-- BEGIN Data lines --

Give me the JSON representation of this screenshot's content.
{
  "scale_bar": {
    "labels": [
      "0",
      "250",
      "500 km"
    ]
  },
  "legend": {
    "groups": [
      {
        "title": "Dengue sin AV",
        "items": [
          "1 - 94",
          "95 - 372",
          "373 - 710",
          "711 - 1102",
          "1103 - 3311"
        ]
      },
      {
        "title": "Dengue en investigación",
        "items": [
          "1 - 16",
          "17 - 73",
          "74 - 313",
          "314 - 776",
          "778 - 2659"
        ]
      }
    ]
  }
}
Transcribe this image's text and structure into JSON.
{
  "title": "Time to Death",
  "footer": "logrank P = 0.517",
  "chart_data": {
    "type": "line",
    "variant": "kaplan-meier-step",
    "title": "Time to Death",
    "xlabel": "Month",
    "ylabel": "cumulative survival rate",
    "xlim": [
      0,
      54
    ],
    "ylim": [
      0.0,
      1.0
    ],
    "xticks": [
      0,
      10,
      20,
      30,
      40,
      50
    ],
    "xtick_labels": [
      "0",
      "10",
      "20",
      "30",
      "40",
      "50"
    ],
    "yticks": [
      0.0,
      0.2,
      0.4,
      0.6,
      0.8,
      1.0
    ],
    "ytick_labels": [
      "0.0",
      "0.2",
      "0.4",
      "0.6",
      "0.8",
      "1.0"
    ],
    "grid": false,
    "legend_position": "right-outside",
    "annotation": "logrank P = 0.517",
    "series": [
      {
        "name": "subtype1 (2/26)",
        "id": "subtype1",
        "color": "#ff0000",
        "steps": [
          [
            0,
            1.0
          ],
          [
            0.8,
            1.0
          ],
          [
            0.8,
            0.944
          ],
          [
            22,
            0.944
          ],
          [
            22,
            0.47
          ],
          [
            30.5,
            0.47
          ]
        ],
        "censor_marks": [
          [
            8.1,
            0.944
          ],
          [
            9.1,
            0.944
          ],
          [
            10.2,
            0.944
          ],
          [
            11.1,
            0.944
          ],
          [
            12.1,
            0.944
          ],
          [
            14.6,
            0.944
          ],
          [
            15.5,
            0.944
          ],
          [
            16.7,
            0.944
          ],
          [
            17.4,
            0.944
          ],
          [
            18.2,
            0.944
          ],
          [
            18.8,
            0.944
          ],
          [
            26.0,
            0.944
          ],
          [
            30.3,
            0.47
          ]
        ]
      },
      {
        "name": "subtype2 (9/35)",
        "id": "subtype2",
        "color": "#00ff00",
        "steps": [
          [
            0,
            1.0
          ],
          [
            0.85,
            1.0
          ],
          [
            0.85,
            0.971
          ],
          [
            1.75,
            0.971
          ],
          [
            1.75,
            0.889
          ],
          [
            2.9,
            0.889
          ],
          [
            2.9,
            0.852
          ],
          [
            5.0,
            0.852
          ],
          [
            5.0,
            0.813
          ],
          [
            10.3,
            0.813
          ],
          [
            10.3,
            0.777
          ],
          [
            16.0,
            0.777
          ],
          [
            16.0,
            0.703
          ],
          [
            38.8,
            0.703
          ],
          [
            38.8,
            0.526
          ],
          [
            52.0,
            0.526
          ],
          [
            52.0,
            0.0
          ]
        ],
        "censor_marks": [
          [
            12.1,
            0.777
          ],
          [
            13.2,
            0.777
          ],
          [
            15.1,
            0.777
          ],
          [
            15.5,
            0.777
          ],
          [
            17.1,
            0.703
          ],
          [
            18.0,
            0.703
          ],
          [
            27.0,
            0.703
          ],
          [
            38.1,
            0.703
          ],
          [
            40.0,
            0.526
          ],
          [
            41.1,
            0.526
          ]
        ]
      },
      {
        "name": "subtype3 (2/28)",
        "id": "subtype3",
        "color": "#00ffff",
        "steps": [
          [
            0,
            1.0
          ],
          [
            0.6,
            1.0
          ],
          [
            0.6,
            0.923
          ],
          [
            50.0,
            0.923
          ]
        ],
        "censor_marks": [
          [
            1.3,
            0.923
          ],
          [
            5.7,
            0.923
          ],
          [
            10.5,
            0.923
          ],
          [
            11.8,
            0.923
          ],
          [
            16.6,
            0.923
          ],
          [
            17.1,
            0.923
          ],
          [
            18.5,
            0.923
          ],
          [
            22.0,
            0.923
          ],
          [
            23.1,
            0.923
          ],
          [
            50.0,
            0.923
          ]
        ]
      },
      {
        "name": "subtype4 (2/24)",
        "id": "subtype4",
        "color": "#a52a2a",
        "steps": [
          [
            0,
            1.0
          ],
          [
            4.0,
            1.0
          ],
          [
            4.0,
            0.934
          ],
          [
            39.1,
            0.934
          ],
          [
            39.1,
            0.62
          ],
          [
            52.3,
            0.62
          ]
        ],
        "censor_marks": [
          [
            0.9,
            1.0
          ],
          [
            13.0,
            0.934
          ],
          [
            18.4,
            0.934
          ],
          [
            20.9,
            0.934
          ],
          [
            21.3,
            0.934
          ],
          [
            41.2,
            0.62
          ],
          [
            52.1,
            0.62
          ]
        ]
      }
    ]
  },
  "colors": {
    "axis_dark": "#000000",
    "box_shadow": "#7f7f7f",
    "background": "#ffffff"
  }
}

-- END Data lines --

> _Work to be completed_
Return the listing above in full, character for character.

> _Full answer_
Give me the JSON representation of this screenshot's content.
{
  "scale_bar": {
    "labels": [
      "0",
      "250",
      "500 km"
    ]
  },
  "legend": {
    "groups": [
      {
        "title": "Dengue sin AV",
        "items": [
          "1 - 94",
          "95 - 372",
          "373 - 710",
          "711 - 1102",
          "1103 - 3311"
        ]
      },
      {
        "title": "Dengue en investigación",
        "items": [
          "1 - 16",
          "17 - 73",
          "74 - 313",
          "314 - 776",
          "778 - 2659"
        ]
      }
    ]
  }
}
Transcribe this image's text and structure into JSON.
{
  "title": "Time to Death",
  "footer": "logrank P = 0.517",
  "chart_data": {
    "type": "line",
    "variant": "kaplan-meier-step",
    "title": "Time to Death",
    "xlabel": "Month",
    "ylabel": "cumulative survival rate",
    "xlim": [
      0,
      54
    ],
    "ylim": [
      0.0,
      1.0
    ],
    "xticks": [
      0,
      10,
      20,
      30,
      40,
      50
    ],
    "xtick_labels": [
      "0",
      "10",
      "20",
      "30",
      "40",
      "50"
    ],
    "yticks": [
      0.0,
      0.2,
      0.4,
      0.6,
      0.8,
      1.0
    ],
    "ytick_labels": [
      "0.0",
      "0.2",
      "0.4",
      "0.6",
      "0.8",
      "1.0"
    ],
    "grid": false,
    "legend_position": "right-outside",
    "annotation": "logrank P = 0.517",
    "series": [
      {
        "name": "subtype1 (2/26)",
        "id": "subtype1",
        "color": "#ff0000",
        "steps": [
          [
            0,
            1.0
          ],
          [
            0.8,
            1.0
          ],
          [
            0.8,
            0.944
          ],
          [
            22,
            0.944
          ],
          [
            22,
            0.47
          ],
          [
            30.5,
            0.47
          ]
        ],
        "censor_marks": [
          [
            8.1,
            0.944
          ],
          [
            9.1,
            0.944
          ],
          [
            10.2,
            0.944
          ],
          [
            11.1,
            0.944
          ],
          [
            12.1,
            0.944
          ],
          [
            14.6,
            0.944
          ],
          [
            15.5,
            0.944
          ],
          [
            16.7,
            0.944
          ],
          [
            17.4,
            0.944
          ],
          [
            18.2,
            0.944
          ],
          [
            18.8,
            0.944
          ],
          [
            26.0,
            0.944
          ],
          [
            30.3,
            0.47
          ]
        ]
      },
      {
        "name": "subtype2 (9/35)",
        "id": "subtype2",
        "color": "#00ff00",
        "steps": [
          [
            0,
            1.0
          ],
          [
            0.85,
            1.0
          ],
          [
            0.85,
            0.971
          ],
          [
            1.75,
            0.971
          ],
          [
            1.75,
            0.889
          ],
          [
            2.9,
            0.889
          ],
          [
            2.9,
            0.852
          ],
          [
            5.0,
            0.852
          ],
          [
            5.0,
            0.813
          ],
          [
            10.3,
            0.813
          ],
          [
            10.3,
            0.777
          ],
          [
            16.0,
            0.777
          ],
          [
            16.0,
            0.703
          ],
          [
            38.8,
            0.703
          ],
          [
            38.8,
            0.526
          ],
          [
            52.0,
            0.526
          ],
          [
            52.0,
            0.0
          ]
        ],
        "censor_marks": [
          [
            12.1,
            0.777
          ],
          [
            13.2,
            0.777
          ],
          [
            15.1,
            0.777
          ],
          [
            15.5,
            0.777
          ],
          [
            17.1,
            0.703
          ],
          [
            18.0,
            0.703
          ],
          [
            27.0,
            0.703
          ],
          [
            38.1,
            0.703
          ],
          [
            40.0,
            0.526
          ],
          [
            41.1,
            0.526
          ]
        ]
      },
      {
        "name": "subtype3 (2/28)",
        "id": "subtype3",
        "color": "#00ffff",
        "steps": [
          [
            0,
            1.0
          ],
          [
            0.6,
            1.0
          ],
          [
            0.6,
            0.923
          ],
          [
            50.0,
            0.923
          ]
        ],
        "censor_marks": [
          [
            1.3,
            0.923
          ],
          [
            5.7,
            0.923
          ],
          [
            10.5,
            0.923
          ],
          [
            11.8,
            0.923
          ],
          [
            16.6,
            0.923
          ],
          [
            17.1,
            0.923
          ],
          [
            18.5,
            0.923
          ],
          [
            22.0,
            0.923
          ],
          [
            23.1,
            0.923
          ],
          [
            50.0,
            0.923
          ]
        ]
      },
      {
        "name": "subtype4 (2/24)",
        "id": "subtype4",
        "color": "#a52a2a",
        "steps": [
          [
            0,
            1.0
          ],
          [
            4.0,
            1.0
          ],
          [
            4.0,
            0.934
          ],
          [
            39.1,
            0.934
          ],
          [
            39.1,
            0.62
          ],
          [
            52.3,
            0.62
          ]
        ],
        "censor_marks": [
          [
            0.9,
            1.0
          ],
          [
            13.0,
            0.934
          ],
          [
            18.4,
            0.934
          ],
          [
            20.9,
            0.934
          ],
          [
            21.3,
            0.934
          ],
          [
            41.2,
            0.62
          ],
          [
            52.1,
            0.62
          ]
        ]
      }
    ]
  },
  "colors": {
    "axis_dark": "#000000",
    "box_shadow": "#7f7f7f",
    "background": "#ffffff"
  }
}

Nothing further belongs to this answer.